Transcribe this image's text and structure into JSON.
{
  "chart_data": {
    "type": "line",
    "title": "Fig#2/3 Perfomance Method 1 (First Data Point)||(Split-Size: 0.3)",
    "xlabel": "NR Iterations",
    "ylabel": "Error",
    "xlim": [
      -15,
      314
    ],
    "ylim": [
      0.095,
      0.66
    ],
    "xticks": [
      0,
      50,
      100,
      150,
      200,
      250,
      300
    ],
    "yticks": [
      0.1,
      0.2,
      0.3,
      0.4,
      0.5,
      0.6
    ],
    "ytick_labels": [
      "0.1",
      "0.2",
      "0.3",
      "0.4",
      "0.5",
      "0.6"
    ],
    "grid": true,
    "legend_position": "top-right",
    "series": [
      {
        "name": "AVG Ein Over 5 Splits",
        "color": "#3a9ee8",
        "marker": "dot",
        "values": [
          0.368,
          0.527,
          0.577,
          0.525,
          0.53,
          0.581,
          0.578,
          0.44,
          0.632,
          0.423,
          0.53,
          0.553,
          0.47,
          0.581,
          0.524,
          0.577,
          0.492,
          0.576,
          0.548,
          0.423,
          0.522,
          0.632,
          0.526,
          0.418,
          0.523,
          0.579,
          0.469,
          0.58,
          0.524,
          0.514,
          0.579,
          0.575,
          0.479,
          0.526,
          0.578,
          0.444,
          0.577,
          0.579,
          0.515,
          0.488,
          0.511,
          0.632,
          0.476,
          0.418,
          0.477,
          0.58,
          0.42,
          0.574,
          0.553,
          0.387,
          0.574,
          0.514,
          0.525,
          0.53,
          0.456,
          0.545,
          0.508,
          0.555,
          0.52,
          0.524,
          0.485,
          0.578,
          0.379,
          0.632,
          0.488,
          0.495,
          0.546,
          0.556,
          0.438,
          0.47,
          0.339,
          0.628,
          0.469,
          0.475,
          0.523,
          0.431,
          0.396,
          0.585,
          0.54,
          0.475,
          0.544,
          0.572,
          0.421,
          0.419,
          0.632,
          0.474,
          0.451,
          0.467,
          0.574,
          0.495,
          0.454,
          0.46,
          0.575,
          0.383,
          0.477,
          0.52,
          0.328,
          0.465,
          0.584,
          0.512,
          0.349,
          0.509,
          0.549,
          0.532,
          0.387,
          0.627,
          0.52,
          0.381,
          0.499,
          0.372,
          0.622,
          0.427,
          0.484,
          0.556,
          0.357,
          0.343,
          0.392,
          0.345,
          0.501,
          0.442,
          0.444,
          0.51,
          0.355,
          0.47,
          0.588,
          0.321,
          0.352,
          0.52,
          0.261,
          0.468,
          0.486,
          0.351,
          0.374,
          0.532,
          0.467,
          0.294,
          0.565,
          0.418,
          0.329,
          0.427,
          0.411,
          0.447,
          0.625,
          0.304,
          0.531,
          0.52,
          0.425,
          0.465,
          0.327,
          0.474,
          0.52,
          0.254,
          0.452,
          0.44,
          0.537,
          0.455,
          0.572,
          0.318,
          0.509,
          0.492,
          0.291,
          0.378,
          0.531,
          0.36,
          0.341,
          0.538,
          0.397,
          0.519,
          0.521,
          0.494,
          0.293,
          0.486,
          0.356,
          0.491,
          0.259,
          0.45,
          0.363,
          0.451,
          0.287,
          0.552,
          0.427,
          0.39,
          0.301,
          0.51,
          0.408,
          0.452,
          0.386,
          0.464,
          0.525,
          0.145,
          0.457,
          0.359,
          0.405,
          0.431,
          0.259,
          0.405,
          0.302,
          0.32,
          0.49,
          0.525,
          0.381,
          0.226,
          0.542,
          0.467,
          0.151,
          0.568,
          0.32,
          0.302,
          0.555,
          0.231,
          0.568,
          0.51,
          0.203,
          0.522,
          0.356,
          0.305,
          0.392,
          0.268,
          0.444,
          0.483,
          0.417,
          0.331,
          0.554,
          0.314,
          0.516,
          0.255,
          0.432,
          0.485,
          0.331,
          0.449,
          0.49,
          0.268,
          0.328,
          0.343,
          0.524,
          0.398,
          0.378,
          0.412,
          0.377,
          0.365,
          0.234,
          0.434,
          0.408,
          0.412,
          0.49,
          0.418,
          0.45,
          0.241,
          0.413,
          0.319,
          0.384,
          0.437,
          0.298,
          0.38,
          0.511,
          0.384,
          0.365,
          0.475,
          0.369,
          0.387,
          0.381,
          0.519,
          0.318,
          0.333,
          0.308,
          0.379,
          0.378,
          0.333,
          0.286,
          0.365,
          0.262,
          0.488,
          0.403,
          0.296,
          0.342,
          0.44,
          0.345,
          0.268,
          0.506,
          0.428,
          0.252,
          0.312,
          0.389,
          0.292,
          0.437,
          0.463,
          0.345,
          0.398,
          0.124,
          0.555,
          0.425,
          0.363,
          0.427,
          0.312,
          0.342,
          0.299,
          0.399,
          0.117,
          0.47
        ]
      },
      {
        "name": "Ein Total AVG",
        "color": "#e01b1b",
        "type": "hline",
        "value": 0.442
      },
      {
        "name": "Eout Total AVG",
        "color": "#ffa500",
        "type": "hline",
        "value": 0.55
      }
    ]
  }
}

****

All of the data needs to be printed once more, exactly.

> [Written answer]:
Transcribe this image's text and structure into JSON.
{
  "chart_data": {
    "type": "line",
    "title": "Fig#2/3 Perfomance Method 1 (First Data Point)||(Split-Size: 0.3)",
    "xlabel": "NR Iterations",
    "ylabel": "Error",
    "xlim": [
      -15,
      314
    ],
    "ylim": [
      0.095,
      0.66
    ],
    "xticks": [
      0,
      50,
      100,
      150,
      200,
      250,
      300
    ],
    "yticks": [
      0.1,
      0.2,
      0.3,
      0.4,
      0.5,
      0.6
    ],
    "ytick_labels": [
      "0.1",
      "0.2",
      "0.3",
      "0.4",
      "0.5",
      "0.6"
    ],
    "grid": true,
    "legend_position": "top-right",
    "series": [
      {
        "name": "AVG Ein Over 5 Splits",
        "color": "#3a9ee8",
        "marker": "dot",
        "values": [
          0.368,
          0.527,
          0.577,
          0.525,
          0.53,
          0.581,
          0.578,
          0.44,
          0.632,
          0.423,
          0.53,
          0.553,
          0.47,
          0.581,
          0.524,
          0.577,
          0.492,
          0.576,
          0.548,
          0.423,
          0.522,
          0.632,
          0.526,
          0.418,
          0.523,
          0.579,
          0.469,
          0.58,
          0.524,
          0.514,
          0.579,
          0.575,
          0.479,
          0.526,
          0.578,
          0.444,
          0.577,
          0.579,
          0.515,
          0.488,
          0.511,
          0.632,
          0.476,
          0.418,
          0.477,
          0.58,
          0.42,
          0.574,
          0.553,
          0.387,
          0.574,
          0.514,
          0.525,
          0.53,
          0.456,
          0.545,
          0.508,
          0.555,
          0.52,
          0.524,
          0.485,
          0.578,
          0.379,
          0.632,
          0.488,
          0.495,
          0.546,
          0.556,
          0.438,
          0.47,
          0.339,
          0.628,
          0.469,
          0.475,
          0.523,
          0.431,
          0.396,
          0.585,
          0.54,
          0.475,
          0.544,
          0.572,
          0.421,
          0.419,
          0.632,
          0.474,
          0.451,
          0.467,
          0.574,
          0.495,
          0.454,
          0.46,
          0.575,
          0.383,
          0.477,
          0.52,
          0.328,
          0.465,
          0.584,
          0.512,
          0.349,
          0.509,
          0.549,
          0.532,
          0.387,
          0.627,
          0.52,
          0.381,
          0.499,
          0.372,
          0.622,
          0.427,
          0.484,
          0.556,
          0.357,
          0.343,
          0.392,
          0.345,
          0.501,
          0.442,
          0.444,
          0.51,
          0.355,
          0.47,
          0.588,
          0.321,
          0.352,
          0.52,
          0.261,
          0.468,
          0.486,
          0.351,
          0.374,
          0.532,
          0.467,
          0.294,
          0.565,
          0.418,
          0.329,
          0.427,
          0.411,
          0.447,
          0.625,
          0.304,
          0.531,
          0.52,
          0.425,
          0.465,
          0.327,
          0.474,
          0.52,
          0.254,
          0.452,
          0.44,
          0.537,
          0.455,
          0.572,
          0.318,
          0.509,
          0.492,
          0.291,
          0.378,
          0.531,
          0.36,
          0.341,
          0.538,
          0.397,
          0.519,
          0.521,
          0.494,
          0.293,
          0.486,
          0.356,
          0.491,
          0.259,
          0.45,
          0.363,
          0.451,
          0.287,
          0.552,
          0.427,
          0.39,
          0.301,
          0.51,
          0.408,
          0.452,
          0.386,
          0.464,
          0.525,
          0.145,
          0.457,
          0.359,
          0.405,
          0.431,
          0.259,
          0.405,
          0.302,
          0.32,
          0.49,
          0.525,
          0.381,
          0.226,
          0.542,
          0.467,
          0.151,
          0.568,
          0.32,
          0.302,
          0.555,
          0.231,
          0.568,
          0.51,
          0.203,
          0.522,
          0.356,
          0.305,
          0.392,
          0.268,
          0.444,
          0.483,
          0.417,
          0.331,
          0.554,
          0.314,
          0.516,
          0.255,
          0.432,
          0.485,
          0.331,
          0.449,
          0.49,
          0.268,
          0.328,
          0.343,
          0.524,
          0.398,
          0.378,
          0.412,
          0.377,
          0.365,
          0.234,
          0.434,
          0.408,
          0.412,
          0.49,
          0.418,
          0.45,
          0.241,
          0.413,
          0.319,
          0.384,
          0.437,
          0.298,
          0.38,
          0.511,
          0.384,
          0.365,
          0.475,
          0.369,
          0.387,
          0.381,
          0.519,
          0.318,
          0.333,
          0.308,
          0.379,
          0.378,
          0.333,
          0.286,
          0.365,
          0.262,
          0.488,
          0.403,
          0.296,
          0.342,
          0.44,
          0.345,
          0.268,
          0.506,
          0.428,
          0.252,
          0.312,
          0.389,
          0.292,
          0.437,
          0.463,
          0.345,
          0.398,
          0.124,
          0.555,
          0.425,
          0.363,
          0.427,
          0.312,
          0.342,
          0.299,
          0.399,
          0.117,
          0.47
        ]
      },
      {
        "name": "Ein Total AVG",
        "color": "#e01b1b",
        "type": "hline",
        "value": 0.442
      },
      {
        "name": "Eout Total AVG",
        "color": "#ffa500",
        "type": "hline",
        "value": 0.55
      }
    ]
  }
}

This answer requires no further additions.